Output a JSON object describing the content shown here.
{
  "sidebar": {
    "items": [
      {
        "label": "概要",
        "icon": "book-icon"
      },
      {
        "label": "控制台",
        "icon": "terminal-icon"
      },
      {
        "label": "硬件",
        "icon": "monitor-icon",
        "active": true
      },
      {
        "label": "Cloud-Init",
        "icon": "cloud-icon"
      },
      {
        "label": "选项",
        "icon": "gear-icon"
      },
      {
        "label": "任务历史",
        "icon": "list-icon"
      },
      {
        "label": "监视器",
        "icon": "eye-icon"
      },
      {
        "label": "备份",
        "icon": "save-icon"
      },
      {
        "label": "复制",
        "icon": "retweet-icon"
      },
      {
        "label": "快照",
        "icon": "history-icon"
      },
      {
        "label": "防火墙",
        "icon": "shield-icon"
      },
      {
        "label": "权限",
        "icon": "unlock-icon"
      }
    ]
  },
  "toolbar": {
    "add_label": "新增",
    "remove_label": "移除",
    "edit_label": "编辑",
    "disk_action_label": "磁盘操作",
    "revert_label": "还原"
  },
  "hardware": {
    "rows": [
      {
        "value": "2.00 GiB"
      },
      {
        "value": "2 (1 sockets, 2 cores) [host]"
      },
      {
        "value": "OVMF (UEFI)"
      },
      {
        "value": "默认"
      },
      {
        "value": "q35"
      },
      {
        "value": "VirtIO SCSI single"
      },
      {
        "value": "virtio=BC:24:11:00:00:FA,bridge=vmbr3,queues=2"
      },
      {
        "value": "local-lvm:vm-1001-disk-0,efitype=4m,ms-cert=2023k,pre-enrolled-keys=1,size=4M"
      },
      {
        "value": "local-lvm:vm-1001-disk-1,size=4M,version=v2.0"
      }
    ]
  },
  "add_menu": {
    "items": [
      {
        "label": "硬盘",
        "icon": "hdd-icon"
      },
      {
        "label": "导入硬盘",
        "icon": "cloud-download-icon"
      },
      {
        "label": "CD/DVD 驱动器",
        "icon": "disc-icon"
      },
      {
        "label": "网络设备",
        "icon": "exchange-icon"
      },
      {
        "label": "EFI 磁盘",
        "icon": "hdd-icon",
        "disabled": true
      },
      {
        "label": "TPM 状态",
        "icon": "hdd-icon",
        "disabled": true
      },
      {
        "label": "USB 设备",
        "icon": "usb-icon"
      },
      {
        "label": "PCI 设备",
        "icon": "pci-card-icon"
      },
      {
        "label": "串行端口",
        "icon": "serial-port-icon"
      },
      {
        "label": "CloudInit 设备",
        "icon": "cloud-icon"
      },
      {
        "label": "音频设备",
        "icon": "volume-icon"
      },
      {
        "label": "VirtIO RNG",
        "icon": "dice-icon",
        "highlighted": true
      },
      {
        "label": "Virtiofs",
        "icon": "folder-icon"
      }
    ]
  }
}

* [Task goal]:
Copy the material above, line for line.

* [Output for this task]:
Output a JSON object describing the content shown here.
{
  "sidebar": {
    "items": [
      {
        "label": "概要",
        "icon": "book-icon"
      },
      {
        "label": "控制台",
        "icon": "terminal-icon"
      },
      {
        "label": "硬件",
        "icon": "monitor-icon",
        "active": true
      },
      {
        "label": "Cloud-Init",
        "icon": "cloud-icon"
      },
      {
        "label": "选项",
        "icon": "gear-icon"
      },
      {
        "label": "任务历史",
        "icon": "list-icon"
      },
      {
        "label": "监视器",
        "icon": "eye-icon"
      },
      {
        "label": "备份",
        "icon": "save-icon"
      },
      {
        "label": "复制",
        "icon": "retweet-icon"
      },
      {
        "label": "快照",
        "icon": "history-icon"
      },
      {
        "label": "防火墙",
        "icon": "shield-icon"
      },
      {
        "label": "权限",
        "icon": "unlock-icon"
      }
    ]
  },
  "toolbar": {
    "add_label": "新增",
    "remove_label": "移除",
    "edit_label": "编辑",
    "disk_action_label": "磁盘操作",
    "revert_label": "还原"
  },
  "hardware": {
    "rows": [
      {
        "value": "2.00 GiB"
      },
      {
        "value": "2 (1 sockets, 2 cores) [host]"
      },
      {
        "value": "OVMF (UEFI)"
      },
      {
        "value": "默认"
      },
      {
        "value": "q35"
      },
      {
        "value": "VirtIO SCSI single"
      },
      {
        "value": "virtio=BC:24:11:00:00:FA,bridge=vmbr3,queues=2"
      },
      {
        "value": "local-lvm:vm-1001-disk-0,efitype=4m,ms-cert=2023k,pre-enrolled-keys=1,size=4M"
      },
      {
        "value": "local-lvm:vm-1001-disk-1,size=4M,version=v2.0"
      }
    ]
  },
  "add_menu": {
    "items": [
      {
        "label": "硬盘",
        "icon": "hdd-icon"
      },
      {
        "label": "导入硬盘",
        "icon": "cloud-download-icon"
      },
      {
        "label": "CD/DVD 驱动器",
        "icon": "disc-icon"
      },
      {
        "label": "网络设备",
        "icon": "exchange-icon"
      },
      {
        "label": "EFI 磁盘",
        "icon": "hdd-icon",
        "disabled": true
      },
      {
        "label": "TPM 状态",
        "icon": "hdd-icon",
        "disabled": true
      },
      {
        "label": "USB 设备",
        "icon": "usb-icon"
      },
      {
        "label": "PCI 设备",
        "icon": "pci-card-icon"
      },
      {
        "label": "串行端口",
        "icon": "serial-port-icon"
      },
      {
        "label": "CloudInit 设备",
        "icon": "cloud-icon"
      },
      {
        "label": "音频设备",
        "icon": "volume-icon"
      },
      {
        "label": "VirtIO RNG",
        "icon": "dice-icon",
        "highlighted": true
      },
      {
        "label": "Virtiofs",
        "icon": "folder-icon"
      }
    ]
  }
}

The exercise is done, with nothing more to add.